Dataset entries
○ ○ ○ ○ ○
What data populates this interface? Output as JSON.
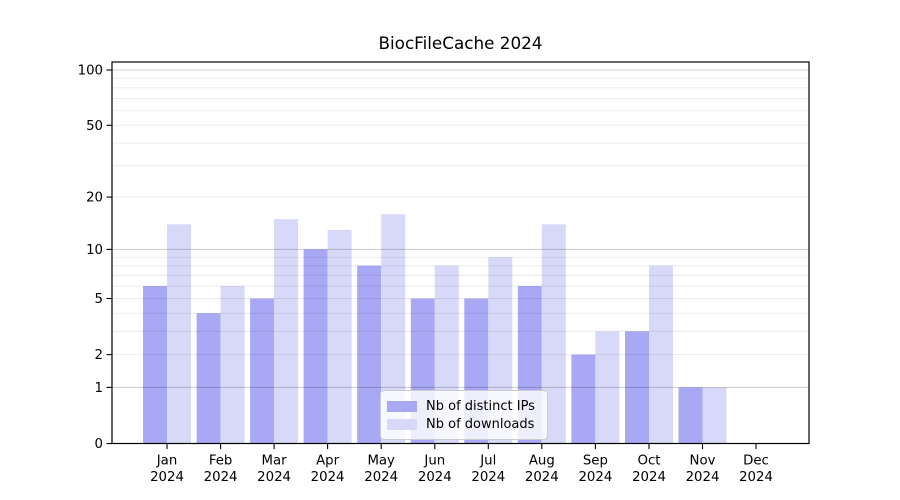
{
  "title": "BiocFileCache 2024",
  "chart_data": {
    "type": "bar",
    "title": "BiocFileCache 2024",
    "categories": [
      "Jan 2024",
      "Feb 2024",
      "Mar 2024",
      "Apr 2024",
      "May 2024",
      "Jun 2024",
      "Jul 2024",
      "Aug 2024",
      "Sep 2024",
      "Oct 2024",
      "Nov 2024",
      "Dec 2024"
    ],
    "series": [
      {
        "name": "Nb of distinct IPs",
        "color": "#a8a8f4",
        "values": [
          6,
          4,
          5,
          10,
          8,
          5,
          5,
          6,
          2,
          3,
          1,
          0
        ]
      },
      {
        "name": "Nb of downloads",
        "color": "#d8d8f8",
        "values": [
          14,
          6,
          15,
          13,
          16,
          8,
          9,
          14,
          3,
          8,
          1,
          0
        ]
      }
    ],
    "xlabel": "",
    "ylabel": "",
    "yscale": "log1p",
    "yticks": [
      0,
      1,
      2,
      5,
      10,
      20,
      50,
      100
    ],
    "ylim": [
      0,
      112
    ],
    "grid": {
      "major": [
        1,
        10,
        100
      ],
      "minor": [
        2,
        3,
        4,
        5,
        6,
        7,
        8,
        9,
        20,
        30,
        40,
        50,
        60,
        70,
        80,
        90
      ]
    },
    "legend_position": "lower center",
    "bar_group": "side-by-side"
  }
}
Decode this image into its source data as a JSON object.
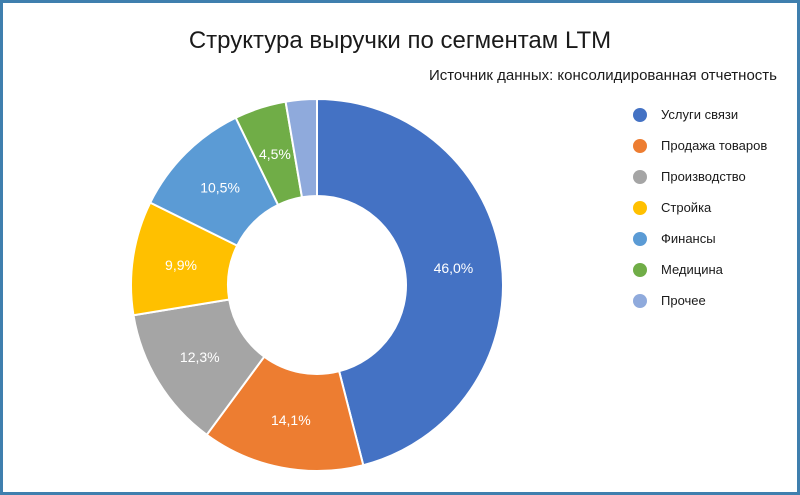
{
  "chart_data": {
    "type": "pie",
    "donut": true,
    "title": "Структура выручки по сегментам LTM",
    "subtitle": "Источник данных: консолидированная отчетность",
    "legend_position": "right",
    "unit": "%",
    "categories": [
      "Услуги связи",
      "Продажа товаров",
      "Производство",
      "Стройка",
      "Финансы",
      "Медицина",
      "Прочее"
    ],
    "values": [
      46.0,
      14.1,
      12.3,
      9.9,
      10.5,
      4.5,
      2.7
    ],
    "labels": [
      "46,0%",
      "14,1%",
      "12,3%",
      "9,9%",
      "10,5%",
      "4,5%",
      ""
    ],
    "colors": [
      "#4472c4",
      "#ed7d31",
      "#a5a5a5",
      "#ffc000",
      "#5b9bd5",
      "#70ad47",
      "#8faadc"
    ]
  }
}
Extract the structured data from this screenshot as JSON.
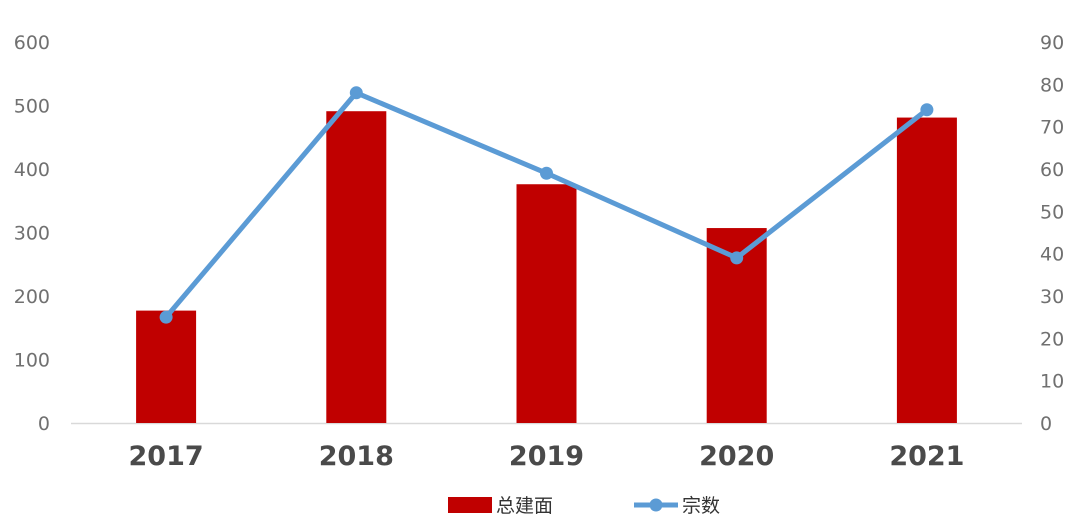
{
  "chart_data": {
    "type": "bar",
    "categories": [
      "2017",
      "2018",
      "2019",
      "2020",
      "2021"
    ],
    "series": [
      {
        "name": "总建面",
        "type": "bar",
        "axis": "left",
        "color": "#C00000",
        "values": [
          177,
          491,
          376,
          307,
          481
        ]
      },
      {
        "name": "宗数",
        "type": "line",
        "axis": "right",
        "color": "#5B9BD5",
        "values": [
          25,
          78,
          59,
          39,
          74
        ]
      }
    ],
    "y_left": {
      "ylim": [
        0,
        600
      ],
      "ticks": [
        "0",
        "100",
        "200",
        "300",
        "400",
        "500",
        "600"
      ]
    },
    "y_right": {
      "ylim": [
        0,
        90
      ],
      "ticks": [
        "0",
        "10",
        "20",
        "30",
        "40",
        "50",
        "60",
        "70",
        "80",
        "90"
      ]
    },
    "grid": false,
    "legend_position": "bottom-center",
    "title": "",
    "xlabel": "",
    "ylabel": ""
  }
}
○ ○ ○ ○ ○
- [To be done]
Isolate the lines that hold the word "JSON" and copy all of them.

- [Exercise solution]
What data populates this interface? Output as JSON.
Decode this image into its source data as a JSON object.
Extract the structured data from this screenshot as JSON.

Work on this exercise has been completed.